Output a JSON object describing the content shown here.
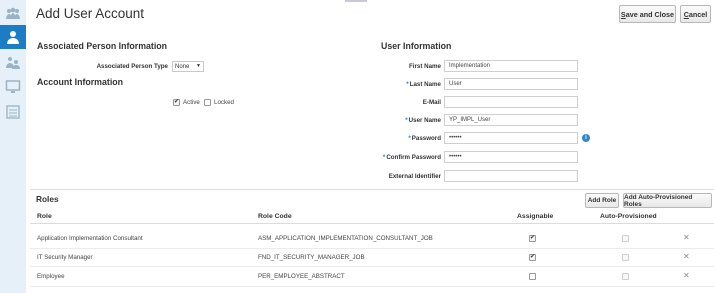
{
  "page": {
    "title": "Add User Account",
    "save_close": {
      "accel": "S",
      "rest": "ave and Close"
    },
    "cancel": {
      "accel": "C",
      "rest": "ancel"
    }
  },
  "rail": {
    "items": [
      "people-group-icon",
      "user-icon",
      "users-network-icon",
      "monitor-icon",
      "list-icon"
    ],
    "active_index": 1
  },
  "associated": {
    "heading": "Associated Person Information",
    "person_type_label": "Associated Person Type",
    "person_type_value": "None"
  },
  "account": {
    "heading": "Account Information",
    "active_label": "Active",
    "active_checked": true,
    "locked_label": "Locked",
    "locked_checked": false
  },
  "user_info": {
    "heading": "User Information",
    "fields": {
      "first_name": {
        "label": "First Name",
        "value": "Implementation",
        "required": false
      },
      "last_name": {
        "label": "Last Name",
        "value": "User",
        "required": true
      },
      "email": {
        "label": "E-Mail",
        "value": "",
        "required": false
      },
      "user_name": {
        "label": "User Name",
        "value": "YP_IMPL_User",
        "required": true
      },
      "password": {
        "label": "Password",
        "value": "••••••",
        "required": true
      },
      "confirm_password": {
        "label": "Confirm Password",
        "value": "••••••",
        "required": true
      },
      "external_identifier": {
        "label": "External Identifier",
        "value": "",
        "required": false
      }
    },
    "required_mark": "*",
    "info_glyph": "i"
  },
  "roles": {
    "heading": "Roles",
    "add_role": "Add Role",
    "add_auto": "Add Auto-Provisioned Roles",
    "columns": {
      "role": "Role",
      "code": "Role Code",
      "assignable": "Assignable",
      "auto": "Auto-Provisioned"
    },
    "rows": [
      {
        "role": "Application Implementation Consultant",
        "code": "ASM_APPLICATION_IMPLEMENTATION_CONSULTANT_JOB",
        "assignable": true,
        "auto": false
      },
      {
        "role": "IT Security Manager",
        "code": "FND_IT_SECURITY_MANAGER_JOB",
        "assignable": true,
        "auto": false
      },
      {
        "role": "Employee",
        "code": "PER_EMPLOYEE_ABSTRACT",
        "assignable": false,
        "auto": false
      }
    ],
    "delete_glyph": "✕"
  },
  "colors": {
    "accent": "#1d7cc6",
    "rail_bg": "#e6f0f8"
  }
}
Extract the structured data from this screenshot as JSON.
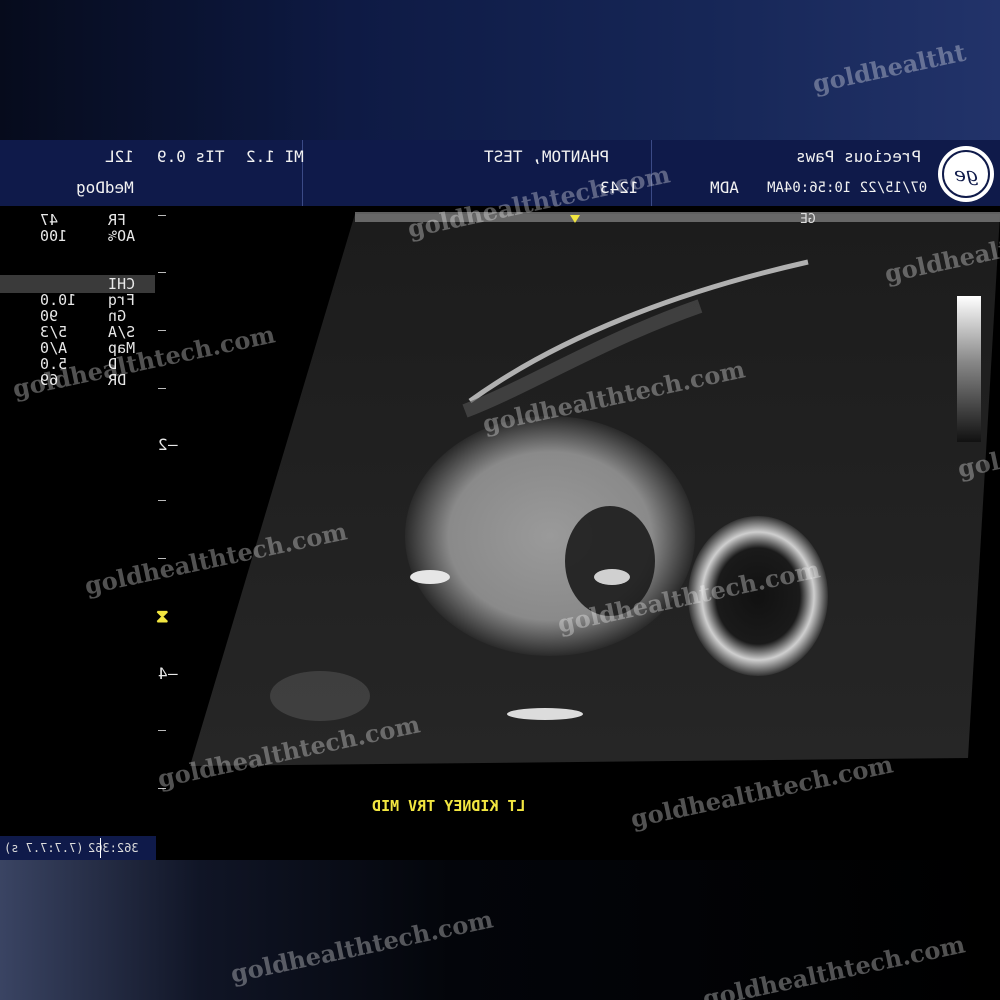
{
  "header": {
    "transducer": "12L",
    "preset": "MedDog",
    "tis": "TIs 0.9",
    "mi": "MI 1.2",
    "patient_name": "PHANTOM, TEST",
    "patient_id": "1243",
    "institution": "Precious Paws",
    "operator": "ADM",
    "datetime": "07/15/22 10:56:04AM"
  },
  "parameters": [
    {
      "key": "FR",
      "value": "47"
    },
    {
      "key": "AO%",
      "value": "100"
    },
    {
      "key": "CHI",
      "value": ""
    },
    {
      "key": "Frq",
      "value": "10.0"
    },
    {
      "key": "Gn",
      "value": "90"
    },
    {
      "key": "S/A",
      "value": "5/3"
    },
    {
      "key": "Map",
      "value": "A/0"
    },
    {
      "key": "D",
      "value": "5.0"
    },
    {
      "key": "DR",
      "value": "69"
    }
  ],
  "depth_labels": [
    "2",
    "4"
  ],
  "probe_label": "GE",
  "image_label": "LT KIDNEY TRV MID",
  "status": {
    "cine": "(7.7:7.7 s)",
    "frames": "362:362"
  },
  "watermark_text": [
    "goldhealtht",
    "goldhealthtech.com"
  ],
  "colors": {
    "header_bg": "#0f1a4a",
    "accent_yellow": "#f2e640",
    "text": "#f2f2f2"
  }
}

---

■ What needs to be done:
Find every line that has "assignable" in it, then return those lines.

■ The response:
      "assignable": "Assignable",
        "assignable": true,
        "assignable": true,
        "assignable": false,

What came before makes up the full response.